**Supplied information:**
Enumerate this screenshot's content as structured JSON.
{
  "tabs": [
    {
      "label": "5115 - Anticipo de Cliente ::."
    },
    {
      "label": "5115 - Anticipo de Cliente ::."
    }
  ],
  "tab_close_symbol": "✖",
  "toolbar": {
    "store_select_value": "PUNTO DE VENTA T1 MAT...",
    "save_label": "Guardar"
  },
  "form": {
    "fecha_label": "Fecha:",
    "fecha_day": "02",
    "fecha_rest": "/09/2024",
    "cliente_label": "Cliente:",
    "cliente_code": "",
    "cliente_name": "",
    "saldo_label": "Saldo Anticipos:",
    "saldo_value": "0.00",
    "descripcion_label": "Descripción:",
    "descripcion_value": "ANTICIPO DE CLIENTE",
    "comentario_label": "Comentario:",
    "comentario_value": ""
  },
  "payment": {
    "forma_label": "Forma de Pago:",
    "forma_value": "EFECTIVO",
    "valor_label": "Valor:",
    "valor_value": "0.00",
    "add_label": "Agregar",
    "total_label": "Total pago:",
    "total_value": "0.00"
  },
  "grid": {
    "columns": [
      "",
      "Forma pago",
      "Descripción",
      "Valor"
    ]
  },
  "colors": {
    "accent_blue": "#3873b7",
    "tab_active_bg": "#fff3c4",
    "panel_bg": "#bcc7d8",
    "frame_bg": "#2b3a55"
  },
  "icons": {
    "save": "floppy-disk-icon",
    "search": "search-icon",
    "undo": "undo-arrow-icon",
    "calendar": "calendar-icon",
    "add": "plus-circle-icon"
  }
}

...

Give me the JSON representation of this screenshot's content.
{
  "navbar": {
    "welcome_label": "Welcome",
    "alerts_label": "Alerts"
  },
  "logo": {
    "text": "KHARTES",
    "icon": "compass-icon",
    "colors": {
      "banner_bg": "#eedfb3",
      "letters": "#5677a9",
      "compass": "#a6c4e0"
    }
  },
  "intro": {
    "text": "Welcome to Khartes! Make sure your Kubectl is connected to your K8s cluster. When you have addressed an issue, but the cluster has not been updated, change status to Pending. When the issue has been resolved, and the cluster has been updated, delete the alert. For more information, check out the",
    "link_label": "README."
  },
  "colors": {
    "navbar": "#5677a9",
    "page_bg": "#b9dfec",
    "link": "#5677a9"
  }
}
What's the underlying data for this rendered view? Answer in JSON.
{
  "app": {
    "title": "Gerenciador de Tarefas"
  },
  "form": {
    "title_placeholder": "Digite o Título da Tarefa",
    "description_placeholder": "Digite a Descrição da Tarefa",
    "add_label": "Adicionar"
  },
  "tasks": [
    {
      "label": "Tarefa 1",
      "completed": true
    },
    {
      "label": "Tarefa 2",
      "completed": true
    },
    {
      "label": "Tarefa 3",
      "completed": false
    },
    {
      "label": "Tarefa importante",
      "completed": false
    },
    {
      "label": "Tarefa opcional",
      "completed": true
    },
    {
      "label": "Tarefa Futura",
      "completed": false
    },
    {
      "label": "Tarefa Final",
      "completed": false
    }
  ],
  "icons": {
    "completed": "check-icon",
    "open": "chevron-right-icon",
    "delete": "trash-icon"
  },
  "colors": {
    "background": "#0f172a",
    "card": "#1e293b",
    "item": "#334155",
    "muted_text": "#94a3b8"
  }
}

**Brief:**
List each line in the listing that contains the string "screenshot".

**Correct result:**
Enumerate this screenshot's content as structured JSON.
Give me the JSON representation of this screenshot's content.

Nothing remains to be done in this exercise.